> _Ausgangsdokument_

━━━━━━━━━━━━━━━━━━━━

Süddeutsche Zeitung

Wohnen in München:Wie es mit dem ehemaligen Paulaner-Gelände weitergeht

Lesezeit: 2 min

Von Julian Raff, Au

Sieben bis acht Jahre Bauzeit, von 2016 an gerechnet - so lautet die Prognose der Bayerischen Hausbau fürs ehemalige Paulanergelände. Der Aushub der Baugrube an der Welfenstraße soll im kommenden Frühjahr beginnen, etwa 2022 dürfte das Neubaugebiet für etwa 3000 Bewohner fertig sein. Vor rund 100 Zuhörern stellte Hausbau-Geschäftsführer Jürgen Büllesbach den Zeitplan vor. Falls der Stadtrat den Bebauungsplan bis zum Jahresende als Satzung beschließt, könnte der mit 4,1 Hektar Geschossfläche mittelgroße Komplex zwischen Welfenstraße und Bahngleis 2019 als erster Bauabschnitt bezogen werden.

Weiter westlich, unterhalb des Isarhangs, müssen vor Baubeginn erst noch die Produktionsanlagen abgebrochen werden, mit Ausnahme des denkmalgeschützten Eiswerks. Der komplizierte Abriss hat zwar bereits im vergangenen Jahr begonnen, dürfte sich aber noch bis ins Jahr 2017 hinein ziehen. Fertig werden soll der kleinste, 2,2 Hektar Geschossfläche umfassende Abschnitt dann 2020.

Welche Rolle die Stadt dabei spielt

Auf dem größten Teilstück, den bisherigen Logistikflächen an der Regerstraße, wird sich der Abbruch bis 2018 hinziehen. Beziehbar werden 8,3 Hektar Geschossfläche dann nach vier-bis fünfjähriger Bauphase. Speziell in diesem Abschnitt hängt laut Büllesbach nun vieles von politischen Entscheidungen im Rathaus ab: Die Stadt plant, unabhängig vom bindenden, 30-prozentigen Sozialwohnungs-Kontingent, den Ankauf zahlreicher Wohnungen, eventuell auch zweier kompletter Blöcke.

Selbstverständlich müsse vor dem Kaufvertrag das "finale Baurecht" stehen, erklärte Büllesbach. Das Geschäft komme also frühestens 2016 zustande. Die Regelung, im Rahmen der "sozial gerechten Bodennutzung" einen bestimmten Prozentsatz geförderter Wohnungen bereitzustellen, wird auf die gesamte Neubaufläche von 148 000 Quadratmeter Geschossfläche angewandt. Rund zwei Drittel der geförderten Wohnungen sollen nach dem Prinzip der einkommensorientierten Förderung vergeben werden, ein Drittel nach dem München-Modell.

━━━━━━━━━━━━━━━━━━━━

> _Auflistung_
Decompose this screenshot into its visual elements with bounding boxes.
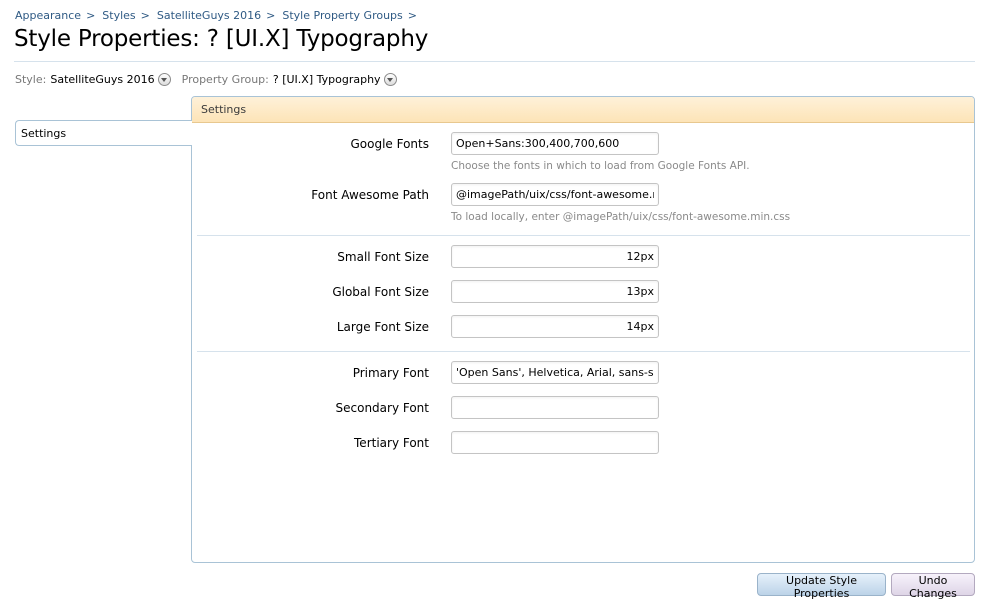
font-awesome-row: Font Awesome Path To load locally, enter… <box>192 183 976 223</box>
primary-font-row: Primary Font <box>192 361 976 385</box>
update-style-properties-button[interactable]: Update Style Properties <box>757 573 886 600</box>
large-font-row: Large Font Size <box>192 315 976 339</box>
tertiary-font-input[interactable] <box>451 431 659 454</box>
section-divider <box>197 351 970 352</box>
large-font-label: Large Font Size <box>336 320 429 334</box>
breadcrumb-appearance[interactable]: Appearance <box>15 9 81 22</box>
chevron-down-icon[interactable] <box>157 72 171 86</box>
breadcrumb-separator: > <box>407 8 417 22</box>
large-font-input[interactable] <box>451 315 659 338</box>
panel-header: Settings <box>192 97 974 123</box>
secondary-font-input[interactable] <box>451 396 659 419</box>
primary-font-input[interactable] <box>451 361 659 384</box>
chevron-down-icon[interactable] <box>383 72 397 86</box>
small-font-input[interactable] <box>451 245 659 268</box>
google-fonts-row: Google Fonts Choose the fonts in which t… <box>192 132 976 172</box>
breadcrumb-style-name[interactable]: SatelliteGuys 2016 <box>157 9 261 22</box>
breadcrumb-styles[interactable]: Styles <box>102 9 135 22</box>
font-awesome-label: Font Awesome Path <box>311 188 429 202</box>
google-fonts-input[interactable] <box>451 132 659 155</box>
tertiary-font-row: Tertiary Font <box>192 431 976 455</box>
tab-settings[interactable]: Settings <box>15 120 192 146</box>
global-font-row: Global Font Size <box>192 280 976 304</box>
undo-changes-button[interactable]: Undo Changes <box>891 573 975 600</box>
font-awesome-input[interactable] <box>451 183 659 206</box>
small-font-row: Small Font Size <box>192 245 976 269</box>
global-font-input[interactable] <box>451 280 659 303</box>
breadcrumb-separator: > <box>140 8 150 22</box>
secondary-font-label: Secondary Font <box>335 401 430 415</box>
style-label: Style: <box>15 72 47 86</box>
secondary-font-row: Secondary Font <box>192 396 976 420</box>
title-divider <box>14 61 975 62</box>
settings-panel: Settings Google Fonts Choose the fonts i… <box>191 96 975 563</box>
google-fonts-label: Google Fonts <box>350 137 429 151</box>
breadcrumb-separator: > <box>266 8 276 22</box>
property-group-value: ? [UI.X] Typography <box>272 72 381 86</box>
google-fonts-hint: Choose the fonts in which to load from G… <box>451 160 750 172</box>
primary-font-label: Primary Font <box>352 366 429 380</box>
breadcrumb-separator: > <box>86 8 96 22</box>
page-title: Style Properties: ? [UI.X] Typography <box>14 26 429 52</box>
section-divider <box>197 235 970 236</box>
style-value: SatelliteGuys 2016 <box>50 72 155 86</box>
small-font-label: Small Font Size <box>337 250 429 264</box>
font-awesome-hint: To load locally, enter @imagePath/uix/cs… <box>451 211 791 223</box>
breadcrumb: Appearance > Styles > SatelliteGuys 2016 > … <box>15 8 424 22</box>
global-font-label: Global Font Size <box>332 285 429 299</box>
tertiary-font-label: Tertiary Font <box>354 436 429 450</box>
breadcrumb-property-groups[interactable]: Style Property Groups <box>282 9 402 22</box>
style-meta-bar: Style: SatelliteGuys 2016 Property Group… <box>15 72 397 86</box>
property-group-label: Property Group: <box>181 72 269 86</box>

━━━━━━━━━━━━━━━━━━━━

> _Aufgaben zur Übung_
#1 Prüfe, ob die folgenden Aussagen mit dem Artikel über das Paulaner-Gelände übereinstimmen, und belege jede Antwort mit Ja oder Nein und dem entscheidenden Wortlaut aus dem Artikel: (a) Der Aushub der Baugrube an der Welfenstraße soll im kommenden Frühjahr beginnen. (b) Das denkmalgeschützte Eiswerk wird zusammen mit den Produktionsanlagen abgebrochen. (c) Die Hälfte der geförderten Wohnungen soll nach dem München-Modell vergeben werden.
#2 Schreib den Abschnitt aus dem Artikel über das Paulaner-Gelände wortgetreu ab, und zwar zwischen „Auf dem größten“ und „auch zweier kompletter Blöcke.“, beide eingeschlossen.

> _Gelöste Aufgaben_
#1
(a) Ja: „Der Aushub der Baugrube an der Welfenstraße soll im kommenden Frühjahr beginnen“
(b) Nein: „mit Ausnahme des denkmalgeschützten Eiswerks“
(c) Nein: „ein Drittel nach dem München-Modell“

#2
Auf dem größten Teilstück, den bisherigen Logistikflächen an der Regerstraße, wird sich der Abbruch bis 2018 hinziehen. Beziehbar werden 8,3 Hektar Geschossfläche dann nach vier-bis fünfjähriger Bauphase. Speziell in diesem Abschnitt hängt laut Büllesbach nun vieles von politischen Entscheidungen im Rathaus ab: Die Stadt plant, unabhängig vom bindenden, 30-prozentigen Sozialwohnungs-Kontingent, den Ankauf zahlreicher Wohnungen, eventuell auch zweier kompletter Blöcke.